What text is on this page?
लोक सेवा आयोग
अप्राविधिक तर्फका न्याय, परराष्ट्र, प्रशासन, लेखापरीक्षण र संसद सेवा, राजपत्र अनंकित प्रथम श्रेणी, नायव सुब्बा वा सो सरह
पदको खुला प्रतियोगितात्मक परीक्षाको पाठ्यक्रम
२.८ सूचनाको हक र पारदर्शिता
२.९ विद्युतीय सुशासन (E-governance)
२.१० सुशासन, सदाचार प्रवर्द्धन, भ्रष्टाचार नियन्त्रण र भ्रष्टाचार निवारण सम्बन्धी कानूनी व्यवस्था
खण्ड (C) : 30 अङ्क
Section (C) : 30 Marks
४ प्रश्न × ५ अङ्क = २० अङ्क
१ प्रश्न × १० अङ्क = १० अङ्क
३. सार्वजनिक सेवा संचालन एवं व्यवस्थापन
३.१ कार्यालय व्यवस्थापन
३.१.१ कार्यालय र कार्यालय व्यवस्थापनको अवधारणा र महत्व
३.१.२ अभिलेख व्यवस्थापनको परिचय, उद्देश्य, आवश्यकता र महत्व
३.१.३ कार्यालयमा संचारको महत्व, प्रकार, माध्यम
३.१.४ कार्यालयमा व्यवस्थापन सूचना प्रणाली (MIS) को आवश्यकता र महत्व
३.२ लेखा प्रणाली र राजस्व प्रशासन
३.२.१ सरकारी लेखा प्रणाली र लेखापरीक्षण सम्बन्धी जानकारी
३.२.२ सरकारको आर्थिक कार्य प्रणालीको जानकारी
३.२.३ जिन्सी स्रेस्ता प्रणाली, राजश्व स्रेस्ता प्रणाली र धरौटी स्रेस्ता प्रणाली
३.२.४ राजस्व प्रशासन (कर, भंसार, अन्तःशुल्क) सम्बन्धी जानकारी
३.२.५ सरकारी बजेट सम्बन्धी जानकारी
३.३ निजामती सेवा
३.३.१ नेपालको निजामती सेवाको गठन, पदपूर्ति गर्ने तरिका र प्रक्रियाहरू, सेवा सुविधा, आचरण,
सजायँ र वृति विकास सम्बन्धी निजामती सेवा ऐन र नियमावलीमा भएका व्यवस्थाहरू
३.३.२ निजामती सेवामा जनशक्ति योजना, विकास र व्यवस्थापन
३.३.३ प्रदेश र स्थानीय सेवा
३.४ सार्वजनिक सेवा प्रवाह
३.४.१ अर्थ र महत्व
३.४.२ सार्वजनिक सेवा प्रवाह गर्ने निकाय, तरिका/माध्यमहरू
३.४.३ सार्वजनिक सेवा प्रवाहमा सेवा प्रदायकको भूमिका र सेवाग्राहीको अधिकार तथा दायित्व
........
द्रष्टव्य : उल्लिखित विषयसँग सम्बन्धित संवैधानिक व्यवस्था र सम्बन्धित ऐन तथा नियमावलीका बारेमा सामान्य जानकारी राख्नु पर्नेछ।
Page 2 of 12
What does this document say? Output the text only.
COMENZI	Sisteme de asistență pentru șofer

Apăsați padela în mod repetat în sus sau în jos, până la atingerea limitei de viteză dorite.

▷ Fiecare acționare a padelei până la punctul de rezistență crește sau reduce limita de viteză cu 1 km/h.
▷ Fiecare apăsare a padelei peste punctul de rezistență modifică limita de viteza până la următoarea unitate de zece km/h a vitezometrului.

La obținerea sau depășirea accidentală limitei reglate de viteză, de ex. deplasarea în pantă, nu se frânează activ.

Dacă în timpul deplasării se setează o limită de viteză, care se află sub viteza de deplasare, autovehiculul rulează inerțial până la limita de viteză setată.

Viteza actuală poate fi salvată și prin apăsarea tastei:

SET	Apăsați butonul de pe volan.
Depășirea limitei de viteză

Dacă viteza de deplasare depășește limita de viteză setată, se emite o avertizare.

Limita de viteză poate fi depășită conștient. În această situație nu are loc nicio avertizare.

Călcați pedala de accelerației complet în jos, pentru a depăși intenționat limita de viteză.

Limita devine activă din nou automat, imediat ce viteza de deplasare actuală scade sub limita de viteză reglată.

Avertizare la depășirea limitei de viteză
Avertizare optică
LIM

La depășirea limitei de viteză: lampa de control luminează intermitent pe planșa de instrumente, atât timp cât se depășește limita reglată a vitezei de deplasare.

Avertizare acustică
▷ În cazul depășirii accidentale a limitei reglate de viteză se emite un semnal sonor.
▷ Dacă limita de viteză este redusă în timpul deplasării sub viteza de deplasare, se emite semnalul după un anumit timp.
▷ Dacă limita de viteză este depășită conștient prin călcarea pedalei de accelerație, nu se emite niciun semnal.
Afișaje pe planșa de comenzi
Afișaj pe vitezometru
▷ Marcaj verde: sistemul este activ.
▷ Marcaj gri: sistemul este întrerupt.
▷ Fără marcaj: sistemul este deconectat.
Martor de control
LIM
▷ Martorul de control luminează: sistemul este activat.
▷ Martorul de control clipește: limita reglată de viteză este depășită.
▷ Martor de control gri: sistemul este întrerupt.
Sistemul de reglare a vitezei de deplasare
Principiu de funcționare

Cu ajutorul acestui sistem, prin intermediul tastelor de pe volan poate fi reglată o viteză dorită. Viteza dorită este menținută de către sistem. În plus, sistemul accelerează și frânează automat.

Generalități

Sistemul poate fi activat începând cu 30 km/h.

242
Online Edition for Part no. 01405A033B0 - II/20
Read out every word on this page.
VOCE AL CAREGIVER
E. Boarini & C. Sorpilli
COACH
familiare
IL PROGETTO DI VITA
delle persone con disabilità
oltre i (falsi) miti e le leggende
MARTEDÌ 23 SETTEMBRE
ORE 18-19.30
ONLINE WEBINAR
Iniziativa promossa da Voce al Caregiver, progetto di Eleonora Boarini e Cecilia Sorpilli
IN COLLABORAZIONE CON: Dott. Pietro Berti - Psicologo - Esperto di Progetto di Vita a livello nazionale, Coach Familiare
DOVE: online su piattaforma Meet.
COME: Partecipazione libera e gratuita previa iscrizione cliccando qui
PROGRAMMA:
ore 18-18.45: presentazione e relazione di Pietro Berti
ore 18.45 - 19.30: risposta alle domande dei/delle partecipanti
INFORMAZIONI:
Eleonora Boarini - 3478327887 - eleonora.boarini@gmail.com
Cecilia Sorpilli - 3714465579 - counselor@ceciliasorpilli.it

----

— What you need to do —
Nothing but the lines from the line with "Read out every word on this page." to the last line of the listing above should appear; please retype them exactly, both ends included.

— Response —
Read out every word on this page.
VOCE AL CAREGIVER
E. Boarini & C. Sorpilli
COACH
familiare
IL PROGETTO DI VITA
delle persone con disabilità
oltre i (falsi) miti e le leggende
MARTEDÌ 23 SETTEMBRE
ORE 18-19.30
ONLINE WEBINAR
Iniziativa promossa da Voce al Caregiver, progetto di Eleonora Boarini e Cecilia Sorpilli
IN COLLABORAZIONE CON: Dott. Pietro Berti - Psicologo - Esperto di Progetto di Vita a livello nazionale, Coach Familiare
DOVE: online su piattaforma Meet.
COME: Partecipazione libera e gratuita previa iscrizione cliccando qui
PROGRAMMA:
ore 18-18.45: presentazione e relazione di Pietro Berti
ore 18.45 - 19.30: risposta alle domande dei/delle partecipanti
INFORMAZIONI:
Eleonora Boarini - 3478327887 - eleonora.boarini@gmail.com
Cecilia Sorpilli - 3714465579 - counselor@ceciliasorpilli.it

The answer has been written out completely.